WHAT TO PRODUCE — How many lines of the records below contain the word "médicaux"? Answer with the number alone.

Records excerpted from a collection
------
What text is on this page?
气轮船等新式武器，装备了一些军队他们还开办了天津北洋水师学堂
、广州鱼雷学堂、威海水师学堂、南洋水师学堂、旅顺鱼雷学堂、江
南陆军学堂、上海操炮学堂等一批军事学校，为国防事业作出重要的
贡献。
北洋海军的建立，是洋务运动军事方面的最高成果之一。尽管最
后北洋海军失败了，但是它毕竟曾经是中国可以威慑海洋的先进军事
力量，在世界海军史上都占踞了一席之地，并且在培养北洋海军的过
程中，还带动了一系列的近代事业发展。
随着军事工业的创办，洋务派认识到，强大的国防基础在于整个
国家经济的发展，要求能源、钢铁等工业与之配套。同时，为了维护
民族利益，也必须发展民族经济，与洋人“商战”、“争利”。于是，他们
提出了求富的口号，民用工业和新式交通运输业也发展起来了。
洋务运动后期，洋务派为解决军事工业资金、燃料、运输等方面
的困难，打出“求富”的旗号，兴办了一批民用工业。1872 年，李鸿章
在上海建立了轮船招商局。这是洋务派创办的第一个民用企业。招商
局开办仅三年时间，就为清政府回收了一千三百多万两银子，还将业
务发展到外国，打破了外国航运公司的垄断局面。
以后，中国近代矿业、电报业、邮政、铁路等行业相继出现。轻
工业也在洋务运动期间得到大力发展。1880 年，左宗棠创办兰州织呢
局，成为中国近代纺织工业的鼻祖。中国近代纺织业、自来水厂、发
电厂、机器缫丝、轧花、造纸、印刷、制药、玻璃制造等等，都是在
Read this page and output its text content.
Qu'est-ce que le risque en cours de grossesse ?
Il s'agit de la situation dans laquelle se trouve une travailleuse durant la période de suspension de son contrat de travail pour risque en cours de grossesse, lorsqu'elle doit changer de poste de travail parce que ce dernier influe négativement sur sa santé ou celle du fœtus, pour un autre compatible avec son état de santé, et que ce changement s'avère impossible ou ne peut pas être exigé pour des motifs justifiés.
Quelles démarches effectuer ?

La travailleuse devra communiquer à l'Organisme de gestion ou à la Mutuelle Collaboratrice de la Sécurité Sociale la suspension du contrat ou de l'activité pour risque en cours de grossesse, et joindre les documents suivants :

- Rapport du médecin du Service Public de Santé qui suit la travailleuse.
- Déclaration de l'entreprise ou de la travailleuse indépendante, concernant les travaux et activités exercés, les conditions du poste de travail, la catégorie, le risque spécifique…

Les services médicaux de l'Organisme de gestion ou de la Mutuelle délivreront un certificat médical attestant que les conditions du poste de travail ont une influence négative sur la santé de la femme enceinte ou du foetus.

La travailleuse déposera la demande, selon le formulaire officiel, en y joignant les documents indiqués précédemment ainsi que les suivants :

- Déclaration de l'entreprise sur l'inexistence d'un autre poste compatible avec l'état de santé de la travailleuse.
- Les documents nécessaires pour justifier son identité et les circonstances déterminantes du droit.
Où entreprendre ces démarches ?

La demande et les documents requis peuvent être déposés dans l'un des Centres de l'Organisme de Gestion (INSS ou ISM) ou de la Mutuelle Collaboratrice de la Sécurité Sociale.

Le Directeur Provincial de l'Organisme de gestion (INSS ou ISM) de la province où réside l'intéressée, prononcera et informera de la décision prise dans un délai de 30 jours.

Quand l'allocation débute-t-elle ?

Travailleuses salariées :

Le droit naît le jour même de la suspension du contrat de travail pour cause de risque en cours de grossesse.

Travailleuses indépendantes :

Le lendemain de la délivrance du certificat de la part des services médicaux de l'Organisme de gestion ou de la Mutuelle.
------
ANSWER FOR THE TASK — 2